- _Provided material_:
= = = =
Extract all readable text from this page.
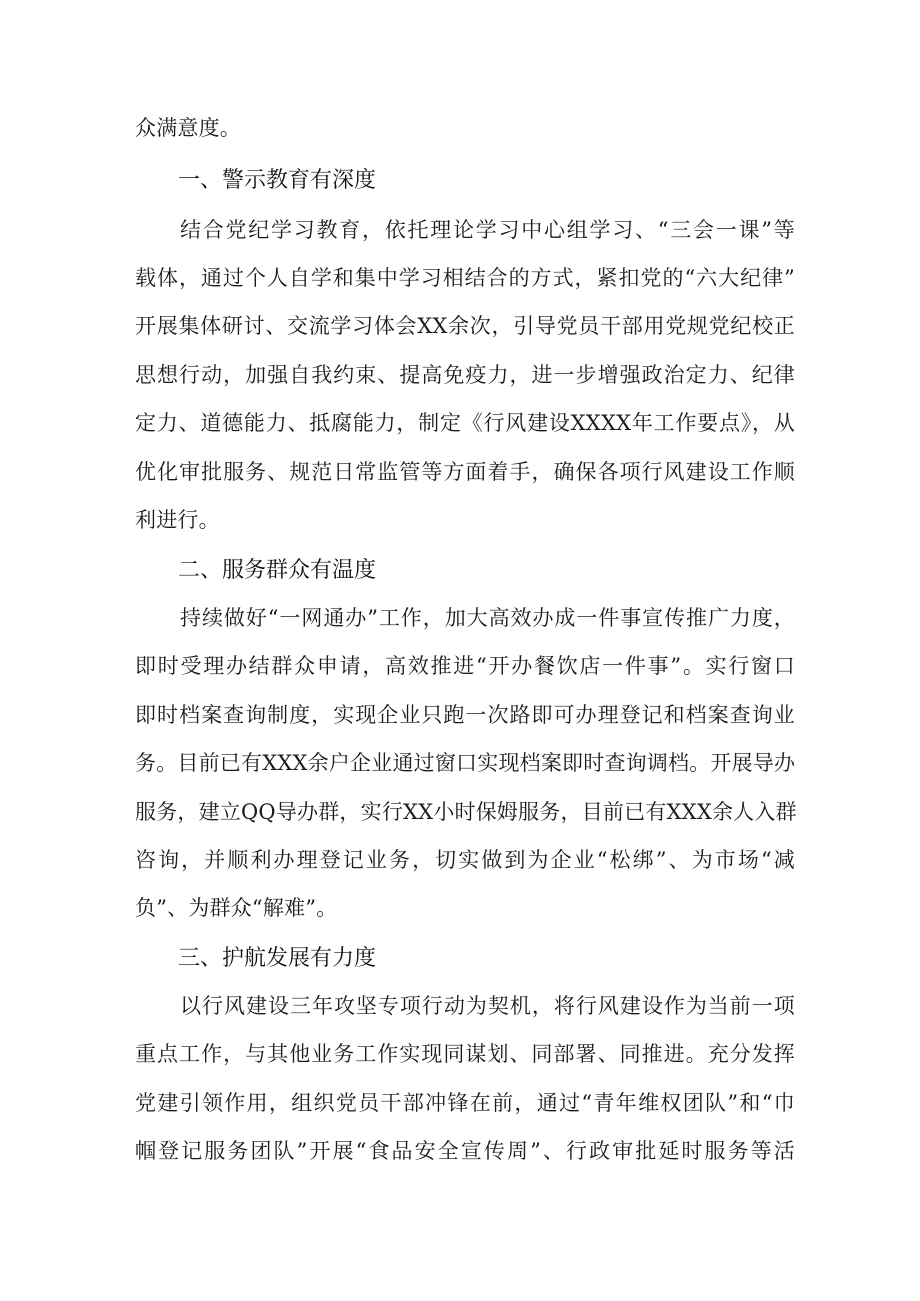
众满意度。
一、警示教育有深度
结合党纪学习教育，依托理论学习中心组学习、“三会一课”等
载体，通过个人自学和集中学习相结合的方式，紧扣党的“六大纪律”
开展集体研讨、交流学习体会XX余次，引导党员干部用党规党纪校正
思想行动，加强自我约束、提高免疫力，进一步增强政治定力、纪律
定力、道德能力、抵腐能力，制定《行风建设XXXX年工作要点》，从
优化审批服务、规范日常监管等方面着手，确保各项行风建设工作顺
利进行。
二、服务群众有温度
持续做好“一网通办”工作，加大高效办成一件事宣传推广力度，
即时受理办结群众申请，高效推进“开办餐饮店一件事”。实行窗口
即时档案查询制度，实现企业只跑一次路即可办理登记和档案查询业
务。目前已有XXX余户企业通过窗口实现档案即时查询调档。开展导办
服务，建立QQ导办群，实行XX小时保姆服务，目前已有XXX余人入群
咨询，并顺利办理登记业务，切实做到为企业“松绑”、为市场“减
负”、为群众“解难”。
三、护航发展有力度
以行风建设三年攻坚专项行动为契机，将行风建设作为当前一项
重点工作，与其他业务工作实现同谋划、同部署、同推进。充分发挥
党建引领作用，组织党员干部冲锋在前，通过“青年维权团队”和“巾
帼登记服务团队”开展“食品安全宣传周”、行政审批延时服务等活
= = = =
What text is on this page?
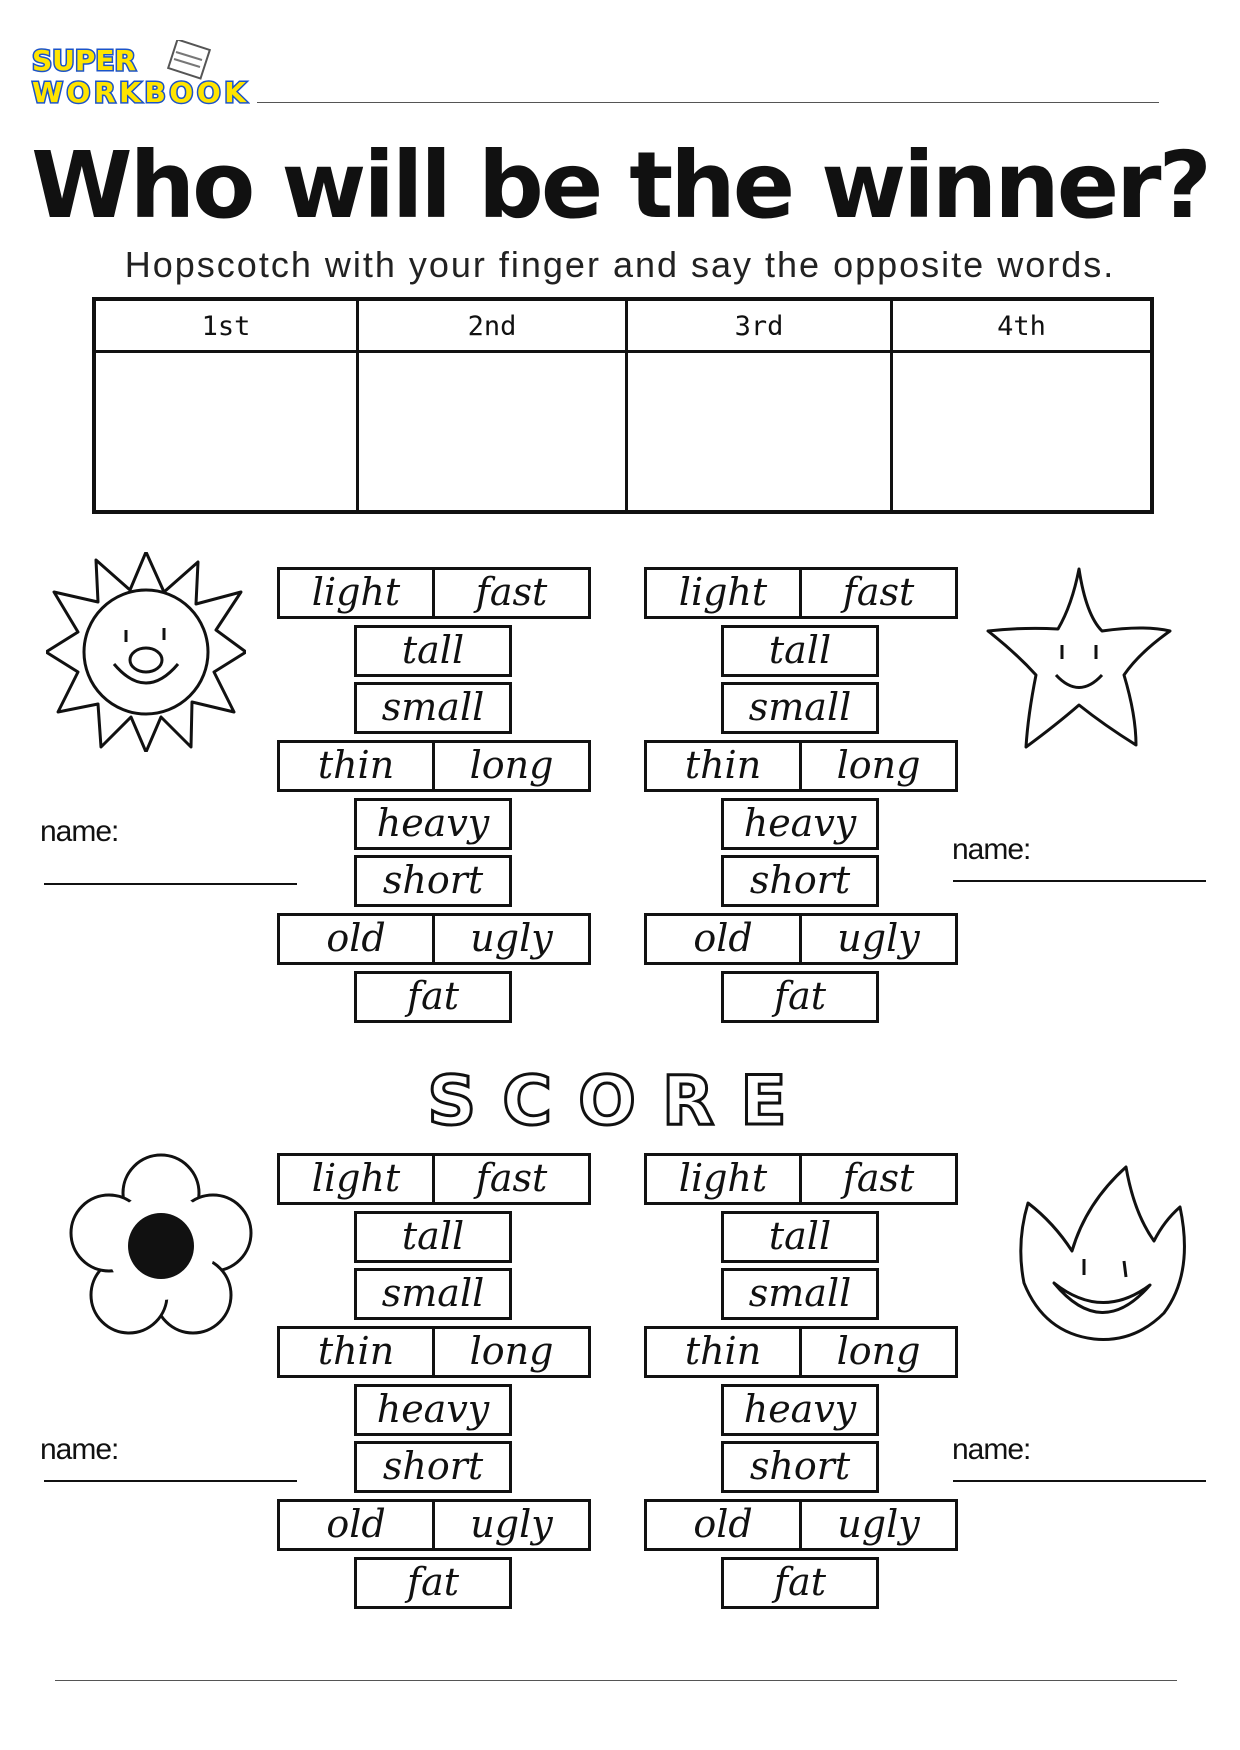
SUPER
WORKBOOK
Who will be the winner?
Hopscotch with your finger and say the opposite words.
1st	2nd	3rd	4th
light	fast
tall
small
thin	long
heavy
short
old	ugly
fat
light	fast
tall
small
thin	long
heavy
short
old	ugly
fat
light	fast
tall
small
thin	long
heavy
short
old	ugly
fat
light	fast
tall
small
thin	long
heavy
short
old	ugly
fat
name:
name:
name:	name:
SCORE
= = = =
- _Aim_: Check each line of the records above for "text", and copy those that have it.

- _Worked solution_:
Extract all readable text from this page.
What text is on this page?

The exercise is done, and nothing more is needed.